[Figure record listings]

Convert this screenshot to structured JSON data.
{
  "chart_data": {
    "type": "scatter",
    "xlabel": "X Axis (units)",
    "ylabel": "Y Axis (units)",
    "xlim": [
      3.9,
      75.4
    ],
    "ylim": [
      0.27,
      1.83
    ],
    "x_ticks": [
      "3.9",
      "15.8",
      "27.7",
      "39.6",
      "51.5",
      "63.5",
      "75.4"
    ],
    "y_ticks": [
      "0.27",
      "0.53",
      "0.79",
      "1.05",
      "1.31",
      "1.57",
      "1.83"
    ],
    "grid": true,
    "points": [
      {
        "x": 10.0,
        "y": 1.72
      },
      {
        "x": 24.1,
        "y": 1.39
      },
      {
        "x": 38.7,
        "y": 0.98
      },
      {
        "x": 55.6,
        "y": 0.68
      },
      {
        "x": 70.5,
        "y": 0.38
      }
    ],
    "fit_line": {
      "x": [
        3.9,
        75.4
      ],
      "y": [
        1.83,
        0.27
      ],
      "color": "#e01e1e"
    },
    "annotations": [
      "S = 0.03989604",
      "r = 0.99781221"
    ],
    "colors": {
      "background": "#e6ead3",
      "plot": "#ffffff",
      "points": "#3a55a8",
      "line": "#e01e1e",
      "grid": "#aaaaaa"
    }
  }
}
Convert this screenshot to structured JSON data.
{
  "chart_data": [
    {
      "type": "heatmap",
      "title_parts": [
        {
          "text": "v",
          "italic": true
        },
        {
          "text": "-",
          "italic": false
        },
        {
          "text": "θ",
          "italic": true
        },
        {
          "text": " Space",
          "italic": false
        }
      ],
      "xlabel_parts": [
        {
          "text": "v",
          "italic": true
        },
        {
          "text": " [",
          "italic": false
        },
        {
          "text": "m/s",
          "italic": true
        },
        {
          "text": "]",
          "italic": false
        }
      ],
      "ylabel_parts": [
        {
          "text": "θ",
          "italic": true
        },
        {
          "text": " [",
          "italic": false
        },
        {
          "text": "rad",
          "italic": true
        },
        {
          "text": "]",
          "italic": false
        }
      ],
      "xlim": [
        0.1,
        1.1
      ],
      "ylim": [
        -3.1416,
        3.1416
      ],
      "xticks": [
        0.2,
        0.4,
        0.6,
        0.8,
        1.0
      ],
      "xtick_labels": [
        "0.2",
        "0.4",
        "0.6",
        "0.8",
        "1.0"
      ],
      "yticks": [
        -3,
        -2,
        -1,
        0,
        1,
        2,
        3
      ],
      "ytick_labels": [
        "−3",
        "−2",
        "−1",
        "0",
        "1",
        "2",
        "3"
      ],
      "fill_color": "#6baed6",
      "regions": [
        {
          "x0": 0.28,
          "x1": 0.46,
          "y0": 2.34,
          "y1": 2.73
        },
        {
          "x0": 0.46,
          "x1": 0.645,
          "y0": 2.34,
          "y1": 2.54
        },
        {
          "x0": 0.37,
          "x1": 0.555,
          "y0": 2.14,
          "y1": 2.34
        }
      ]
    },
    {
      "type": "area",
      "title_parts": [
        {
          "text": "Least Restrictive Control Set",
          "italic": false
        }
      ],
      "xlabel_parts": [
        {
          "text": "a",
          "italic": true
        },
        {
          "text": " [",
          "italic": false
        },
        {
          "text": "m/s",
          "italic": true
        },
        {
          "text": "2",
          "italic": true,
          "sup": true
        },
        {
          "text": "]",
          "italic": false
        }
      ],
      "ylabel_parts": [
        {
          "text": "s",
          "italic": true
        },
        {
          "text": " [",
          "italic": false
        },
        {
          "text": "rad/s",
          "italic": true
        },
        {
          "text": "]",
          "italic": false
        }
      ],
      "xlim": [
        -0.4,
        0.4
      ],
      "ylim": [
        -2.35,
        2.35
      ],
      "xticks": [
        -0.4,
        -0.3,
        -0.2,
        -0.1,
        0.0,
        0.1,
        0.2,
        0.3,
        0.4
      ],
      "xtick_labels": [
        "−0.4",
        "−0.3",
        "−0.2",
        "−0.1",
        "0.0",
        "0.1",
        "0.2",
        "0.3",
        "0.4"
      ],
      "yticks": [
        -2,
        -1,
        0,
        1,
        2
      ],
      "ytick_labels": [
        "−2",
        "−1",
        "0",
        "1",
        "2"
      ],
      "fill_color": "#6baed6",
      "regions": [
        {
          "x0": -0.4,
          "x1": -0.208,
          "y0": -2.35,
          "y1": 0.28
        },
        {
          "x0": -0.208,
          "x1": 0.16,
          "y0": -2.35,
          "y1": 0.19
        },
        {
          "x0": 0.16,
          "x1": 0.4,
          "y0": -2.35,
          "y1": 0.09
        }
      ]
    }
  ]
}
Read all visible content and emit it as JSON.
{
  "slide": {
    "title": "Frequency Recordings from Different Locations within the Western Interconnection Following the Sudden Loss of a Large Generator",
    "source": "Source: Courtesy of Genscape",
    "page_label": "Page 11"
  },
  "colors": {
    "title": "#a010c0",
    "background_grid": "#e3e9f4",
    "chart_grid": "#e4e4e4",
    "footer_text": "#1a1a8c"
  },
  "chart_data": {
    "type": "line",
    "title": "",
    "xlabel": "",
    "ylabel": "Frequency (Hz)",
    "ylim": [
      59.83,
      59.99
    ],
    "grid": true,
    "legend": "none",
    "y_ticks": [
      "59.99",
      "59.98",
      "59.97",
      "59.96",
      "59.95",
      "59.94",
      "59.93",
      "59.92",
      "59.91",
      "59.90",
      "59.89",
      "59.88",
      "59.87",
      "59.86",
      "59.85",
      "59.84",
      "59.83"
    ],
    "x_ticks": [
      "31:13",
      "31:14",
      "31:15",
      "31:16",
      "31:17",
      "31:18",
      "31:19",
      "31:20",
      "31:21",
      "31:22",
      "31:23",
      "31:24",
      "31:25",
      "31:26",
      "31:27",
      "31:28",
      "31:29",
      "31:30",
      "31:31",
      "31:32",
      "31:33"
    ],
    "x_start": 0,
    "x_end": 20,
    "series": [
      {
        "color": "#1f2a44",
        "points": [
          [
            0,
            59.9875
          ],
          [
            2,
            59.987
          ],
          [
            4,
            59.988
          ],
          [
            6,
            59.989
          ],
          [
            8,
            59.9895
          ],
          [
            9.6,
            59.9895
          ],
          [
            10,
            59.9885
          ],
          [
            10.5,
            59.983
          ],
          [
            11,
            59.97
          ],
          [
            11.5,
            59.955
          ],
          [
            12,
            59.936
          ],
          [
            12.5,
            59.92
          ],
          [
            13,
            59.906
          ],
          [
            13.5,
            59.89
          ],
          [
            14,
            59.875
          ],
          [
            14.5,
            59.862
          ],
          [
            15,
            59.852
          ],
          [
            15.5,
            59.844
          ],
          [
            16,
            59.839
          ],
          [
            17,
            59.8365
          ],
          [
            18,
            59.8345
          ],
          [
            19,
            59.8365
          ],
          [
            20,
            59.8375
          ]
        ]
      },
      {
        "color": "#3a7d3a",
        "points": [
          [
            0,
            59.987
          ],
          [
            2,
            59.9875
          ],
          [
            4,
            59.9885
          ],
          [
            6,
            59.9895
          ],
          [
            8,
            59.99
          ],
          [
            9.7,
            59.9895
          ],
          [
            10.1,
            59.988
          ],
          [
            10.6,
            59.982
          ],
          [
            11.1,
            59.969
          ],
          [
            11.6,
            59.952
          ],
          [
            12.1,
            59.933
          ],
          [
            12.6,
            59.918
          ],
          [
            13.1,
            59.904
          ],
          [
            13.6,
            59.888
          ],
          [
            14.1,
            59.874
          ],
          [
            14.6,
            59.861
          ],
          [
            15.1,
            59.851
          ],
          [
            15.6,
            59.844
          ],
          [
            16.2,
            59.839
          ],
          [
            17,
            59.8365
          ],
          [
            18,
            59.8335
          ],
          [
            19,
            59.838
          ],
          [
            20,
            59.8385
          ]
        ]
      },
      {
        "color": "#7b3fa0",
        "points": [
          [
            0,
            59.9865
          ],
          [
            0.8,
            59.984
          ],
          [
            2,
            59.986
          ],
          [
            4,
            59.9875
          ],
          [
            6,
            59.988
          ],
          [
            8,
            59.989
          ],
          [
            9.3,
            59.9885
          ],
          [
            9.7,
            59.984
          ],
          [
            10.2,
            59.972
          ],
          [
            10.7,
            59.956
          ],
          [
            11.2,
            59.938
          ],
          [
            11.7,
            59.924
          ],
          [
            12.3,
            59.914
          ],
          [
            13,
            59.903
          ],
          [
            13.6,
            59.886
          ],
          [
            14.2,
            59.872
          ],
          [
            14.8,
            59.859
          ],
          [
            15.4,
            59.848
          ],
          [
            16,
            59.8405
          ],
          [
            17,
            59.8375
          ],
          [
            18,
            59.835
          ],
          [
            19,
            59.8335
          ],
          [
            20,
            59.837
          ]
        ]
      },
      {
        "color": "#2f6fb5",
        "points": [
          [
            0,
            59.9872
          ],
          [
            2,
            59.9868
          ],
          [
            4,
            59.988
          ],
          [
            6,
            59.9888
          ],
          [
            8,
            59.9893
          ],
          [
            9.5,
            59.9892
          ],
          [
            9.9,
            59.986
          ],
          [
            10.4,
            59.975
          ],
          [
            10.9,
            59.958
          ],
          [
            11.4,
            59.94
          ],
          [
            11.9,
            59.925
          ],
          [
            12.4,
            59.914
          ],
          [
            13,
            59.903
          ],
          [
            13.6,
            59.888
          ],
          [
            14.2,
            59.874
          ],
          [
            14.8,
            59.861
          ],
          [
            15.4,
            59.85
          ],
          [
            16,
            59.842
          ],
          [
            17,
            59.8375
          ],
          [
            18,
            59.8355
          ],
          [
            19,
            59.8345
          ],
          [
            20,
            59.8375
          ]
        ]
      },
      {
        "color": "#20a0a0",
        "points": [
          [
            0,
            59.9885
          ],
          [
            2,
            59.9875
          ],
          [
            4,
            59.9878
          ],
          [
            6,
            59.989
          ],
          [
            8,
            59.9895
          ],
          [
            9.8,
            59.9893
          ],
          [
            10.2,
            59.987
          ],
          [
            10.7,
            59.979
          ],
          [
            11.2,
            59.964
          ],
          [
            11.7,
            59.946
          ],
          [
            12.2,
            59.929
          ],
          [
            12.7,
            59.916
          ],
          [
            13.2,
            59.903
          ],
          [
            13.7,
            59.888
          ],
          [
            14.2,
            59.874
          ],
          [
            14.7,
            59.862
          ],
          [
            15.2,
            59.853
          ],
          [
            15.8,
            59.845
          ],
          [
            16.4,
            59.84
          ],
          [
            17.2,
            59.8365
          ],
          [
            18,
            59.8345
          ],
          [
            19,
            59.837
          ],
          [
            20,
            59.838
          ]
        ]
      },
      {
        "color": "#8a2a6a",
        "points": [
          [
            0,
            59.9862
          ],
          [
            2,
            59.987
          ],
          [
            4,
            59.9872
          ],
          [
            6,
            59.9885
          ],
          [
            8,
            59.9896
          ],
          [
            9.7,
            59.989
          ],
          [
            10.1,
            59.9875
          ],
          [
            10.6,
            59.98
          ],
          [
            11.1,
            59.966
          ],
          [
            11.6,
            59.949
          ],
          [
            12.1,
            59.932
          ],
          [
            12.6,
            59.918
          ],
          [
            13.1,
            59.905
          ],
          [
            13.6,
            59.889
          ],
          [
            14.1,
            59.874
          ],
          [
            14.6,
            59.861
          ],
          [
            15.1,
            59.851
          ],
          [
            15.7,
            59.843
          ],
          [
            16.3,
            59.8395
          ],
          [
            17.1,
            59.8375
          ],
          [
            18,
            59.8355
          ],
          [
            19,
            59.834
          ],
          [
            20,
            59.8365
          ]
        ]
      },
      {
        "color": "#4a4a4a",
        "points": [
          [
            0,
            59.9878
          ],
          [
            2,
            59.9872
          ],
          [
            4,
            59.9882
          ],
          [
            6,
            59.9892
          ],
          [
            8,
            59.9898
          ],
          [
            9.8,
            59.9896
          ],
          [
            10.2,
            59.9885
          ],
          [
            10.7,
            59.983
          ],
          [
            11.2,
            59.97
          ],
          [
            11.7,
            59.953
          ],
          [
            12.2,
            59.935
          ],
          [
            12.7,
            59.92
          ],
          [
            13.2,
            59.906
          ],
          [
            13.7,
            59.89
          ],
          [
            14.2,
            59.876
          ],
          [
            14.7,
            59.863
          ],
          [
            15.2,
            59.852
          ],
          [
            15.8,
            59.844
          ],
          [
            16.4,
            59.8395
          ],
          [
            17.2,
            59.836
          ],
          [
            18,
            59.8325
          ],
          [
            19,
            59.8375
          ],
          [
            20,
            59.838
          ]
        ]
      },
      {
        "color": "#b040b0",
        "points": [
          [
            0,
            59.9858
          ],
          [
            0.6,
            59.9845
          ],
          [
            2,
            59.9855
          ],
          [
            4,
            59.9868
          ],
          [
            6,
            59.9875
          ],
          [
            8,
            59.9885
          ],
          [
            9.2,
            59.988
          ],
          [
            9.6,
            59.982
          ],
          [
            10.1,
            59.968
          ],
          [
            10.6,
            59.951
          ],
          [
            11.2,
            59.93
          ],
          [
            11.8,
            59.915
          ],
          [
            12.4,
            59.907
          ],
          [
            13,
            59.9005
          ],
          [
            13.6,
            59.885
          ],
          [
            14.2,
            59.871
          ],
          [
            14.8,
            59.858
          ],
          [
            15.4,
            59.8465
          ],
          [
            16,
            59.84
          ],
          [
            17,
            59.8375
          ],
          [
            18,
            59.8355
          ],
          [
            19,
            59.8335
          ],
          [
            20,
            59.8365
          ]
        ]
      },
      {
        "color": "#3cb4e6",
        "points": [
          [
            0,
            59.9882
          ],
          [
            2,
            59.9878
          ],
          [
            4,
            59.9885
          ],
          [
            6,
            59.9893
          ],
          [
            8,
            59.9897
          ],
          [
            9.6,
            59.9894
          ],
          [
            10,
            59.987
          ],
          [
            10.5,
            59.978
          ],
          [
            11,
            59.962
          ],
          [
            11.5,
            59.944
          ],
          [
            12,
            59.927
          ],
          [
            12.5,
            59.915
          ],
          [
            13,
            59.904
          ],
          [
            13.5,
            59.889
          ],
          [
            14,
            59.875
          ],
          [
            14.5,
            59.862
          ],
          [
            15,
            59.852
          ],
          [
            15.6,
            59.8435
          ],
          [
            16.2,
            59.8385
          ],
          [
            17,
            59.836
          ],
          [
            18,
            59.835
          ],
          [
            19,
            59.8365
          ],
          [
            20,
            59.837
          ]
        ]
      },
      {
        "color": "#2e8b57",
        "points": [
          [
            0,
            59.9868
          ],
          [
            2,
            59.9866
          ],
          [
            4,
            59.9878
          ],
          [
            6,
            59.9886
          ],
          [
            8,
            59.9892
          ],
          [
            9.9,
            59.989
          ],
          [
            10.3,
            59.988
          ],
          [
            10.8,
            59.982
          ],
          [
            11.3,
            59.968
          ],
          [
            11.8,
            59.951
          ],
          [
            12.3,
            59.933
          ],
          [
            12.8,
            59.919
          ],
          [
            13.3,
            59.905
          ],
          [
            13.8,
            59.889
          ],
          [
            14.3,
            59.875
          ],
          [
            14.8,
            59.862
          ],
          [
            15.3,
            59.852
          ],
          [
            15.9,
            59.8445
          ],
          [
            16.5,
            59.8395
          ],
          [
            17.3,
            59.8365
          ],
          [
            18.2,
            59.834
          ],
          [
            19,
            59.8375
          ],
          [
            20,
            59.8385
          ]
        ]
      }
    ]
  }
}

- [EXERCISE OBJECTIVE]: List each line of the records that holds the string "units".

- [FINAL ANSWER]:
    "xlabel": "X Axis (units)",
    "ylabel": "Y Axis (units)",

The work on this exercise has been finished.